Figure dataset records
---

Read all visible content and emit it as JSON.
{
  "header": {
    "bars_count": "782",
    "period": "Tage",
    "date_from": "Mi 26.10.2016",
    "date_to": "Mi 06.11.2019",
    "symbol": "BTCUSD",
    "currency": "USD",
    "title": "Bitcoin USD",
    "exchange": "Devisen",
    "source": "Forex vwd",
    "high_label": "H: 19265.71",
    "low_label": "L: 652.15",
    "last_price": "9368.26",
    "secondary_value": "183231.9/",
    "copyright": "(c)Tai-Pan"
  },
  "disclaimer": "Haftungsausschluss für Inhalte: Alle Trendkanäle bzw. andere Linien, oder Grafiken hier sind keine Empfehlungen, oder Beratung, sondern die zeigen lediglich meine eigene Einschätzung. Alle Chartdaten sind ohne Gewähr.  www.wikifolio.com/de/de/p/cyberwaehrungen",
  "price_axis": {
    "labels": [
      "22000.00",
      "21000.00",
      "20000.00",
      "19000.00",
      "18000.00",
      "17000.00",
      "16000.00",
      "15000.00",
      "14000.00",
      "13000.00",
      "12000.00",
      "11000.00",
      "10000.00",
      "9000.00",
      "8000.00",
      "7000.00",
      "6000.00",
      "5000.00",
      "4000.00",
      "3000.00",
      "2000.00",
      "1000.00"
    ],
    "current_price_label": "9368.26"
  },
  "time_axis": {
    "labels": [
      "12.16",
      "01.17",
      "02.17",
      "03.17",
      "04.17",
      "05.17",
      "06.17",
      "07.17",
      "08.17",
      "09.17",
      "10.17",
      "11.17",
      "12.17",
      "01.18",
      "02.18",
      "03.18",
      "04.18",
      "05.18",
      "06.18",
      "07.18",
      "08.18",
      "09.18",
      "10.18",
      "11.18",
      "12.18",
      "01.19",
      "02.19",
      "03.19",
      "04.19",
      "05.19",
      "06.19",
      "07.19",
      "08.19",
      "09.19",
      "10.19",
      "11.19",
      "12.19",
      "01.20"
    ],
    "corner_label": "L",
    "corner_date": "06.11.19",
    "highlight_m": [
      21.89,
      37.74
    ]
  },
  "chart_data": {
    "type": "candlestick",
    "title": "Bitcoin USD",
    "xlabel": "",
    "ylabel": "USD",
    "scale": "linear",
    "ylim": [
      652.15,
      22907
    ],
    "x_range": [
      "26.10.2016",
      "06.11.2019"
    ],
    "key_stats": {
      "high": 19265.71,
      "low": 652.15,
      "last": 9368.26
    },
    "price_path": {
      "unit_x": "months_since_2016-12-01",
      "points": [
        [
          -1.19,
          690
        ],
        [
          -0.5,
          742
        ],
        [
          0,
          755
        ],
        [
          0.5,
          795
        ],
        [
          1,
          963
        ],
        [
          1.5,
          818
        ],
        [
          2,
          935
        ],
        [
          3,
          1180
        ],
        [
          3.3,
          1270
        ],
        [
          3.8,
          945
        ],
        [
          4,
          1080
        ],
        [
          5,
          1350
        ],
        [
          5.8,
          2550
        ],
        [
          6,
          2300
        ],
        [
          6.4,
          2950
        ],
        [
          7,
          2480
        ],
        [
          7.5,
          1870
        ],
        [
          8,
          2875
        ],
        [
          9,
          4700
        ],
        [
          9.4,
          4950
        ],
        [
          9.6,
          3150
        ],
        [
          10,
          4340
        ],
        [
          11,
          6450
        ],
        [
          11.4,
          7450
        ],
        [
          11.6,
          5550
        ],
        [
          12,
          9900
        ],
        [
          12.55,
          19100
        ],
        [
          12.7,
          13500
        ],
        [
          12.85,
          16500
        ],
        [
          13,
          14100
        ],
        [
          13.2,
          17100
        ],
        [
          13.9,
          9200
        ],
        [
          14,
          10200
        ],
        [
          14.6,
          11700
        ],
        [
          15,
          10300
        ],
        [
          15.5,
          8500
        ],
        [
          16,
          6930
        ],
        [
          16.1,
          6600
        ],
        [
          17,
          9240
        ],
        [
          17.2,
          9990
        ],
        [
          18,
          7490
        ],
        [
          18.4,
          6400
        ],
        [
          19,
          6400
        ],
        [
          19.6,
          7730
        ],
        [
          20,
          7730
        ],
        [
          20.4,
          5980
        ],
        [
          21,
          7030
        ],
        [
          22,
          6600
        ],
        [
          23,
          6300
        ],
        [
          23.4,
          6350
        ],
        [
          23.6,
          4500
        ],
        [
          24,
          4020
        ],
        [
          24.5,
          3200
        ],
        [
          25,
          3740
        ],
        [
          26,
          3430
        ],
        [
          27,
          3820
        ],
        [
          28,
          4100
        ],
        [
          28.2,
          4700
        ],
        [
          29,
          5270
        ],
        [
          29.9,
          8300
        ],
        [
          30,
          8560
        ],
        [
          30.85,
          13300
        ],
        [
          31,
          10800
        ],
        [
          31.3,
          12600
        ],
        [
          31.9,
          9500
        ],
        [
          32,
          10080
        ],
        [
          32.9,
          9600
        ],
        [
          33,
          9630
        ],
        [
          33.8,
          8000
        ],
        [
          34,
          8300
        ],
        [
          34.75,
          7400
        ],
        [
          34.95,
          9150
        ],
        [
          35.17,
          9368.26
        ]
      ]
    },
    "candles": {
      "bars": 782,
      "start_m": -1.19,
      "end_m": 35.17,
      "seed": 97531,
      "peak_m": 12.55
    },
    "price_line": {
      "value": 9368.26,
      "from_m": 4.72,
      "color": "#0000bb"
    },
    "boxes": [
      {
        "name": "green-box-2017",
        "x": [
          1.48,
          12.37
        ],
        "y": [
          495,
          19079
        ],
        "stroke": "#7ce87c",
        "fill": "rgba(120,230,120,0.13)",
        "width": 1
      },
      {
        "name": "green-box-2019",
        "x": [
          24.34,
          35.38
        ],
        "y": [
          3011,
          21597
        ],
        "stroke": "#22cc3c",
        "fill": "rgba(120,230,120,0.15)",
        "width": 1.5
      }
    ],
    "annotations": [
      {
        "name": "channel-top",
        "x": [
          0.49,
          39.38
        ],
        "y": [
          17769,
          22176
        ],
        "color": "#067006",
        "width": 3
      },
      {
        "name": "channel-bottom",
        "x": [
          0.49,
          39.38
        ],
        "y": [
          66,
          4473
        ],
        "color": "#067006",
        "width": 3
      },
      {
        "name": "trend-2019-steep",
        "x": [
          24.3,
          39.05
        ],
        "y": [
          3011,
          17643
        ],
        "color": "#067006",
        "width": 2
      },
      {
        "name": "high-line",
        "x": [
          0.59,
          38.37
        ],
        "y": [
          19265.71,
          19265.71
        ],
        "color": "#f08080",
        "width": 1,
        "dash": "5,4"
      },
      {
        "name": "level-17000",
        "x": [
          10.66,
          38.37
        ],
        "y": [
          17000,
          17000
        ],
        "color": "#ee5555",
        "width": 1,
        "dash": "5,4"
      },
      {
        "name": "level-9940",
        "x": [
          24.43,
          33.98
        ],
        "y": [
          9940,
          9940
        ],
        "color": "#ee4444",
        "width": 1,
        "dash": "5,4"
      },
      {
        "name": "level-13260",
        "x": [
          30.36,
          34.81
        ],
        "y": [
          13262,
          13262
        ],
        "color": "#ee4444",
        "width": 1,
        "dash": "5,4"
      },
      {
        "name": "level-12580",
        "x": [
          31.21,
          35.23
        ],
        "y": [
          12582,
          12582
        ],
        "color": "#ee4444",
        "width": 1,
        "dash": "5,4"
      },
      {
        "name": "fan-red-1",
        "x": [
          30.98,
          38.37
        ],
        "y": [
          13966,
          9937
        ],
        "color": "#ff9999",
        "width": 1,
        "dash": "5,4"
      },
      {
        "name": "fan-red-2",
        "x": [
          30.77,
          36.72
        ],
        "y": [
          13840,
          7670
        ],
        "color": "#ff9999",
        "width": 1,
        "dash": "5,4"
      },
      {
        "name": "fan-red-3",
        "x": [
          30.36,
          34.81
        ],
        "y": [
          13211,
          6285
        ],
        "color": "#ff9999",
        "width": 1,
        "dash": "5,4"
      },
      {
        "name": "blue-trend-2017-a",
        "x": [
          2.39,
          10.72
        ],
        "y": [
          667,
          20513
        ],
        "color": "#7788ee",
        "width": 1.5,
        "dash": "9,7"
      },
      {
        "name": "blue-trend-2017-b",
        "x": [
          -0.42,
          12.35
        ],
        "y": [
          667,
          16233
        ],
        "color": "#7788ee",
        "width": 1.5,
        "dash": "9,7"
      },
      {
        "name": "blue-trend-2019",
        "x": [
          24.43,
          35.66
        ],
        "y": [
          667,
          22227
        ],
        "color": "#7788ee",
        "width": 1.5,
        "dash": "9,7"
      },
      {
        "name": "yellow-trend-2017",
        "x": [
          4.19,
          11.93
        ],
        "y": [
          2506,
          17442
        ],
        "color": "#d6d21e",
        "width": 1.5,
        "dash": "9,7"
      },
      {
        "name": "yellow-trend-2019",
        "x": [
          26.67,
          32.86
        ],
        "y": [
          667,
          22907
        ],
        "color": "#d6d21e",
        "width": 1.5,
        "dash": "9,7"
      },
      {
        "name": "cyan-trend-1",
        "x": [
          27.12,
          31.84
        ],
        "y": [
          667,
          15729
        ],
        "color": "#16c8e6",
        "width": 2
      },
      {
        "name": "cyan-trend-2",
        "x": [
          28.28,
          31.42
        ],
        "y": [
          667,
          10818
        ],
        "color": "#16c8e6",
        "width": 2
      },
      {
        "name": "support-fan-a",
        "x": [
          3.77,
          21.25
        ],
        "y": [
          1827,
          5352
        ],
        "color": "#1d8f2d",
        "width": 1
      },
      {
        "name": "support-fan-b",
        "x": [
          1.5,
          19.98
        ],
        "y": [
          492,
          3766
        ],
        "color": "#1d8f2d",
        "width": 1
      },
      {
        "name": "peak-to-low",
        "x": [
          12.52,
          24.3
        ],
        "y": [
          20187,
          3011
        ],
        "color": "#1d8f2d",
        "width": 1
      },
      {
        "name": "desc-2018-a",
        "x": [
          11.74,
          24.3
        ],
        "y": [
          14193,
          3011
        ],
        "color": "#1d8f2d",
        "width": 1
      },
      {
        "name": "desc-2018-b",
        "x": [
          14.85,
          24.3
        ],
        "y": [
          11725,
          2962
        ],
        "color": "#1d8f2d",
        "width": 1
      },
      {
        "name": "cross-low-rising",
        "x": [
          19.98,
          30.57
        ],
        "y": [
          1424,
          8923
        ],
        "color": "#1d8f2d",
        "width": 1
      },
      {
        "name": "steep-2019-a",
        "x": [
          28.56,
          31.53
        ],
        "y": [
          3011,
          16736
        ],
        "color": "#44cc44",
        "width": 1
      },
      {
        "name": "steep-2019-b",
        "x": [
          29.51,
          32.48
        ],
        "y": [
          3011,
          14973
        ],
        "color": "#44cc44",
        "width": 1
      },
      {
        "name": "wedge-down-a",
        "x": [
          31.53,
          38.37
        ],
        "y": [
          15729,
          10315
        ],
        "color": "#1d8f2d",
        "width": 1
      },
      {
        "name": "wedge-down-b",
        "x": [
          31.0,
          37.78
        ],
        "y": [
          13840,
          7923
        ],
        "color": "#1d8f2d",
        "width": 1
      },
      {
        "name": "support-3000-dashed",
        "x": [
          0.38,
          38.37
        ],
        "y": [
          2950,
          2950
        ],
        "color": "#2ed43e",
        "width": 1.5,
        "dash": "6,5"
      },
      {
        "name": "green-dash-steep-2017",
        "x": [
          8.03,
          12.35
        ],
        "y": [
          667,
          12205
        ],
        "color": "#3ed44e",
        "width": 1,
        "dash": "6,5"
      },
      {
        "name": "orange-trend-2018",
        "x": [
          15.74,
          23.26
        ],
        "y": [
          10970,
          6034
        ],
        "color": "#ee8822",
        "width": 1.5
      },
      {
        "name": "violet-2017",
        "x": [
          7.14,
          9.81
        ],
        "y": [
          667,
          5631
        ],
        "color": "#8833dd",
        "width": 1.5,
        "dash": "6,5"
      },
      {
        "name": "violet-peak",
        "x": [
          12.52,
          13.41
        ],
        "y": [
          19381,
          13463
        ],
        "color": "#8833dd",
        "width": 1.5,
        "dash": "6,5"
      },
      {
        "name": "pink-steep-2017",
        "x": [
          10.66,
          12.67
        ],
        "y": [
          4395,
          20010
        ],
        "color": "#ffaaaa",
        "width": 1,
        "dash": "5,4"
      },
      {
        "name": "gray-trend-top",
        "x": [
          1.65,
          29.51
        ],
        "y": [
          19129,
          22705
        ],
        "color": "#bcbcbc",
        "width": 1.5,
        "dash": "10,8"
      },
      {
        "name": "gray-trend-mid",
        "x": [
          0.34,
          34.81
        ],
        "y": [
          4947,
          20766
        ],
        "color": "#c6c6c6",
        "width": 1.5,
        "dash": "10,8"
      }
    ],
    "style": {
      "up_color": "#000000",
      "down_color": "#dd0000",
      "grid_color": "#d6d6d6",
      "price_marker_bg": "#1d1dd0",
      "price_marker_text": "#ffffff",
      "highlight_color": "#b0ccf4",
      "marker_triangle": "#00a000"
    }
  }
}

---

Copy all the lines above that hold the string "gray".

Correct response
        "name": "gray-trend-top",
        "name": "gray-trend-mid",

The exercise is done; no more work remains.